Exercise instructions.
Transcribe each line of the records below exactly, excluding any embedded images.

Entries from a dataset.
+ + + +

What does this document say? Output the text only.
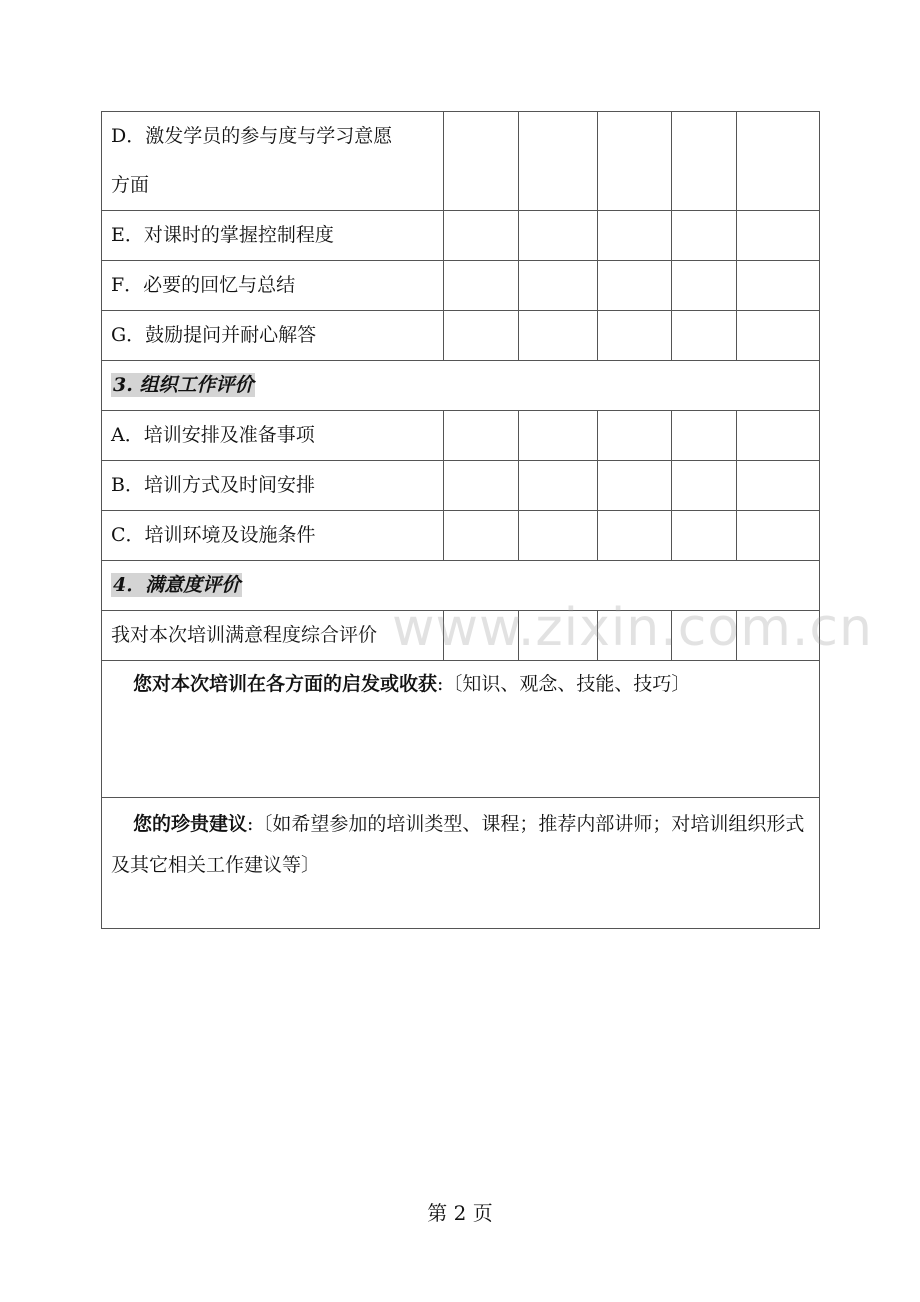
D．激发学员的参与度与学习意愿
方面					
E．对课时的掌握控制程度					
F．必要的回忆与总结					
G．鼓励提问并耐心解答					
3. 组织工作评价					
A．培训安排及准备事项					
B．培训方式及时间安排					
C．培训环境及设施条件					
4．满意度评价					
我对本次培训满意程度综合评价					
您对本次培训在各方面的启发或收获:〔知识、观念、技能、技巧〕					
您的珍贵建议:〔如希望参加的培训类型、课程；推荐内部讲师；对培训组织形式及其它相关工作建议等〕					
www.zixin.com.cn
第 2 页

+ + + +

Task answer.
What does this document say? Output the text only.
D．激发学员的参与度与学习意愿
方面					
E．对课时的掌握控制程度					
F．必要的回忆与总结					
G．鼓励提问并耐心解答					
3. 组织工作评价					
A．培训安排及准备事项					
B．培训方式及时间安排					
C．培训环境及设施条件					
4．满意度评价					
我对本次培训满意程度综合评价					
您对本次培训在各方面的启发或收获:〔知识、观念、技能、技巧〕					
您的珍贵建议:〔如希望参加的培训类型、课程；推荐内部讲师；对培训组织形式及其它相关工作建议等〕					
www.zixin.com.cn
第 2 页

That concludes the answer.